-------- Provided material
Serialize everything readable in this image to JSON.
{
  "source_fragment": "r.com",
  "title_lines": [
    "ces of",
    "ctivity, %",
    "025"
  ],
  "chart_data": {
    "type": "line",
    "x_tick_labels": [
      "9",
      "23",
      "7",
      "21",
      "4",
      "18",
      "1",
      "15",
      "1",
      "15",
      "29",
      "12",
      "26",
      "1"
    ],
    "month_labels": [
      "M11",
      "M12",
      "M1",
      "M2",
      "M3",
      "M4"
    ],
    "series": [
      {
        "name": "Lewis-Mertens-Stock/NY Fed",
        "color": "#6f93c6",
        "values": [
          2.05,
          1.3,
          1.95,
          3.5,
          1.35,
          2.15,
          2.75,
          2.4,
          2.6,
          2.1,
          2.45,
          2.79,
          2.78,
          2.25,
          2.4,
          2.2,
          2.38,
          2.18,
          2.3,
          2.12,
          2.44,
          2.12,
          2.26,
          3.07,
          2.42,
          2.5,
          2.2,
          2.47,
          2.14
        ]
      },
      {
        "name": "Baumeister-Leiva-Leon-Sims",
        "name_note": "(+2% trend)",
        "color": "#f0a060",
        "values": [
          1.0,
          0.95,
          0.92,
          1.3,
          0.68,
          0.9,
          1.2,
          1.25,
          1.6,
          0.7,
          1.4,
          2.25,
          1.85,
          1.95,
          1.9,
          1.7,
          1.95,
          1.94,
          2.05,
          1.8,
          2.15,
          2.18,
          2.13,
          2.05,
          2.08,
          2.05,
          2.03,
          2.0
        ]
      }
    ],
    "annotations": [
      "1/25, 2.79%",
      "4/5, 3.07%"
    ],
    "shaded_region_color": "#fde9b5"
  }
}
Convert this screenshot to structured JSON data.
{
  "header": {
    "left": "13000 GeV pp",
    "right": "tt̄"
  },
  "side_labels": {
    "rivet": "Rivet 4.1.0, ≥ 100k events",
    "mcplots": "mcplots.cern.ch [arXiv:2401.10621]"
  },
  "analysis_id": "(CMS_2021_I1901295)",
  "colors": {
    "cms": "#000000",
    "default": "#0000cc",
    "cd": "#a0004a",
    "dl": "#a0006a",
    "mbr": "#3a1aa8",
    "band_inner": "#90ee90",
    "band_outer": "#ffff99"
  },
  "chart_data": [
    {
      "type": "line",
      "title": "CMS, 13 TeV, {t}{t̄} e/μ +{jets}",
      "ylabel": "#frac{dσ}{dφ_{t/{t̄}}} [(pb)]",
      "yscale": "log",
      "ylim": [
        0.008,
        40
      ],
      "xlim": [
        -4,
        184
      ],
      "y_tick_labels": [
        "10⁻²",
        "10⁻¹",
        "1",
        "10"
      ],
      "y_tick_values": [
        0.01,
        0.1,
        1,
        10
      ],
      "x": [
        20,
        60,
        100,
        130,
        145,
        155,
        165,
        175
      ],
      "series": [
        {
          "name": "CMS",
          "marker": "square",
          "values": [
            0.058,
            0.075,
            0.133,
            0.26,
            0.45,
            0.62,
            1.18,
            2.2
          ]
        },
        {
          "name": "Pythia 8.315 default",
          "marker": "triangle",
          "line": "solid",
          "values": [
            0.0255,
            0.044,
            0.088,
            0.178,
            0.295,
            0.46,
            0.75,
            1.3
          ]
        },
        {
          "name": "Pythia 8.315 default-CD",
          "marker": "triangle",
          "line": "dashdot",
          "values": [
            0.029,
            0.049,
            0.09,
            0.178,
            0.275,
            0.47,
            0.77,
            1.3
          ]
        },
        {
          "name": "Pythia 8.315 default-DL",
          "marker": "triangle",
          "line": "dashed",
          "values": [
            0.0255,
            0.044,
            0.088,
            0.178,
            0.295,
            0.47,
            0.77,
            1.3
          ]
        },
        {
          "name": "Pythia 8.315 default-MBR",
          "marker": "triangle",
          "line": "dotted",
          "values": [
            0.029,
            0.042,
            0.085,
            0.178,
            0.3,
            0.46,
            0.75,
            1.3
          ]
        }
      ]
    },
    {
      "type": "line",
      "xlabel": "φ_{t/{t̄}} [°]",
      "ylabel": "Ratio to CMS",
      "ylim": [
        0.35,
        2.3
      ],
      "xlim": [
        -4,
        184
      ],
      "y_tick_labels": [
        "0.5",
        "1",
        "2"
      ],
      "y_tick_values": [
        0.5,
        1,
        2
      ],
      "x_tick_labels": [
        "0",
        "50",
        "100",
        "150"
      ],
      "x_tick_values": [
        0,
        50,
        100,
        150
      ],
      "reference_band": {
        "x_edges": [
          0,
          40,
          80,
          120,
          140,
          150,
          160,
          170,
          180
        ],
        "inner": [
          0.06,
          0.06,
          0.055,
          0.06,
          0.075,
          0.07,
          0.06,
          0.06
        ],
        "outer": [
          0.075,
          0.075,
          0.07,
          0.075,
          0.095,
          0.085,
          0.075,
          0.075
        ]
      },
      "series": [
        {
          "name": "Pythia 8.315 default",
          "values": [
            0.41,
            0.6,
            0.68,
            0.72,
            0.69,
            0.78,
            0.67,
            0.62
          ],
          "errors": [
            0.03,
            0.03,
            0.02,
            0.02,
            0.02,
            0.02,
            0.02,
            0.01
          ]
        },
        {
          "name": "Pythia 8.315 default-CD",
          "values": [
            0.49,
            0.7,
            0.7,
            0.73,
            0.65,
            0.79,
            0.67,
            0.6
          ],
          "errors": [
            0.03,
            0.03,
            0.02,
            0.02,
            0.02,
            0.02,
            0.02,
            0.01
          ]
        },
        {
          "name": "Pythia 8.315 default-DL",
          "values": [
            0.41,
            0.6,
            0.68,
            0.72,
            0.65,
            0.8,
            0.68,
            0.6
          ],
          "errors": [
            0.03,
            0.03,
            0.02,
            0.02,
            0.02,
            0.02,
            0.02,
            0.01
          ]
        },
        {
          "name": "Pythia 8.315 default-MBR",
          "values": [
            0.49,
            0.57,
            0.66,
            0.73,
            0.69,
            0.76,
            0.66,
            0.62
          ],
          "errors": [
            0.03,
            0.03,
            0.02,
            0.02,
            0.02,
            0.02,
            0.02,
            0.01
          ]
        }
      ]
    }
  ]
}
----------------
▶ _What the exercise asks_:
Repeat the material above in full, exactly as it stands.

▶ _Output of the exercise_:
Serialize everything readable in this image to JSON.
{
  "source_fragment": "r.com",
  "title_lines": [
    "ces of",
    "ctivity, %",
    "025"
  ],
  "chart_data": {
    "type": "line",
    "x_tick_labels": [
      "9",
      "23",
      "7",
      "21",
      "4",
      "18",
      "1",
      "15",
      "1",
      "15",
      "29",
      "12",
      "26",
      "1"
    ],
    "month_labels": [
      "M11",
      "M12",
      "M1",
      "M2",
      "M3",
      "M4"
    ],
    "series": [
      {
        "name": "Lewis-Mertens-Stock/NY Fed",
        "color": "#6f93c6",
        "values": [
          2.05,
          1.3,
          1.95,
          3.5,
          1.35,
          2.15,
          2.75,
          2.4,
          2.6,
          2.1,
          2.45,
          2.79,
          2.78,
          2.25,
          2.4,
          2.2,
          2.38,
          2.18,
          2.3,
          2.12,
          2.44,
          2.12,
          2.26,
          3.07,
          2.42,
          2.5,
          2.2,
          2.47,
          2.14
        ]
      },
      {
        "name": "Baumeister-Leiva-Leon-Sims",
        "name_note": "(+2% trend)",
        "color": "#f0a060",
        "values": [
          1.0,
          0.95,
          0.92,
          1.3,
          0.68,
          0.9,
          1.2,
          1.25,
          1.6,
          0.7,
          1.4,
          2.25,
          1.85,
          1.95,
          1.9,
          1.7,
          1.95,
          1.94,
          2.05,
          1.8,
          2.15,
          2.18,
          2.13,
          2.05,
          2.08,
          2.05,
          2.03,
          2.0
        ]
      }
    ],
    "annotations": [
      "1/25, 2.79%",
      "4/5, 3.07%"
    ],
    "shaded_region_color": "#fde9b5"
  }
}
Convert this screenshot to structured JSON data.
{
  "header": {
    "left": "13000 GeV pp",
    "right": "tt̄"
  },
  "side_labels": {
    "rivet": "Rivet 4.1.0, ≥ 100k events",
    "mcplots": "mcplots.cern.ch [arXiv:2401.10621]"
  },
  "analysis_id": "(CMS_2021_I1901295)",
  "colors": {
    "cms": "#000000",
    "default": "#0000cc",
    "cd": "#a0004a",
    "dl": "#a0006a",
    "mbr": "#3a1aa8",
    "band_inner": "#90ee90",
    "band_outer": "#ffff99"
  },
  "chart_data": [
    {
      "type": "line",
      "title": "CMS, 13 TeV, {t}{t̄} e/μ +{jets}",
      "ylabel": "#frac{dσ}{dφ_{t/{t̄}}} [(pb)]",
      "yscale": "log",
      "ylim": [
        0.008,
        40
      ],
      "xlim": [
        -4,
        184
      ],
      "y_tick_labels": [
        "10⁻²",
        "10⁻¹",
        "1",
        "10"
      ],
      "y_tick_values": [
        0.01,
        0.1,
        1,
        10
      ],
      "x": [
        20,
        60,
        100,
        130,
        145,
        155,
        165,
        175
      ],
      "series": [
        {
          "name": "CMS",
          "marker": "square",
          "values": [
            0.058,
            0.075,
            0.133,
            0.26,
            0.45,
            0.62,
            1.18,
            2.2
          ]
        },
        {
          "name": "Pythia 8.315 default",
          "marker": "triangle",
          "line": "solid",
          "values": [
            0.0255,
            0.044,
            0.088,
            0.178,
            0.295,
            0.46,
            0.75,
            1.3
          ]
        },
        {
          "name": "Pythia 8.315 default-CD",
          "marker": "triangle",
          "line": "dashdot",
          "values": [
            0.029,
            0.049,
            0.09,
            0.178,
            0.275,
            0.47,
            0.77,
            1.3
          ]
        },
        {
          "name": "Pythia 8.315 default-DL",
          "marker": "triangle",
          "line": "dashed",
          "values": [
            0.0255,
            0.044,
            0.088,
            0.178,
            0.295,
            0.47,
            0.77,
            1.3
          ]
        },
        {
          "name": "Pythia 8.315 default-MBR",
          "marker": "triangle",
          "line": "dotted",
          "values": [
            0.029,
            0.042,
            0.085,
            0.178,
            0.3,
            0.46,
            0.75,
            1.3
          ]
        }
      ]
    },
    {
      "type": "line",
      "xlabel": "φ_{t/{t̄}} [°]",
      "ylabel": "Ratio to CMS",
      "ylim": [
        0.35,
        2.3
      ],
      "xlim": [
        -4,
        184
      ],
      "y_tick_labels": [
        "0.5",
        "1",
        "2"
      ],
      "y_tick_values": [
        0.5,
        1,
        2
      ],
      "x_tick_labels": [
        "0",
        "50",
        "100",
        "150"
      ],
      "x_tick_values": [
        0,
        50,
        100,
        150
      ],
      "reference_band": {
        "x_edges": [
          0,
          40,
          80,
          120,
          140,
          150,
          160,
          170,
          180
        ],
        "inner": [
          0.06,
          0.06,
          0.055,
          0.06,
          0.075,
          0.07,
          0.06,
          0.06
        ],
        "outer": [
          0.075,
          0.075,
          0.07,
          0.075,
          0.095,
          0.085,
          0.075,
          0.075
        ]
      },
      "series": [
        {
          "name": "Pythia 8.315 default",
          "values": [
            0.41,
            0.6,
            0.68,
            0.72,
            0.69,
            0.78,
            0.67,
            0.62
          ],
          "errors": [
            0.03,
            0.03,
            0.02,
            0.02,
            0.02,
            0.02,
            0.02,
            0.01
          ]
        },
        {
          "name": "Pythia 8.315 default-CD",
          "values": [
            0.49,
            0.7,
            0.7,
            0.73,
            0.65,
            0.79,
            0.67,
            0.6
          ],
          "errors": [
            0.03,
            0.03,
            0.02,
            0.02,
            0.02,
            0.02,
            0.02,
            0.01
          ]
        },
        {
          "name": "Pythia 8.315 default-DL",
          "values": [
            0.41,
            0.6,
            0.68,
            0.72,
            0.65,
            0.8,
            0.68,
            0.6
          ],
          "errors": [
            0.03,
            0.03,
            0.02,
            0.02,
            0.02,
            0.02,
            0.02,
            0.01
          ]
        },
        {
          "name": "Pythia 8.315 default-MBR",
          "values": [
            0.49,
            0.57,
            0.66,
            0.73,
            0.69,
            0.76,
            0.66,
            0.62
          ],
          "errors": [
            0.03,
            0.03,
            0.02,
            0.02,
            0.02,
            0.02,
            0.02,
            0.01
          ]
        }
      ]
    }
  ]
}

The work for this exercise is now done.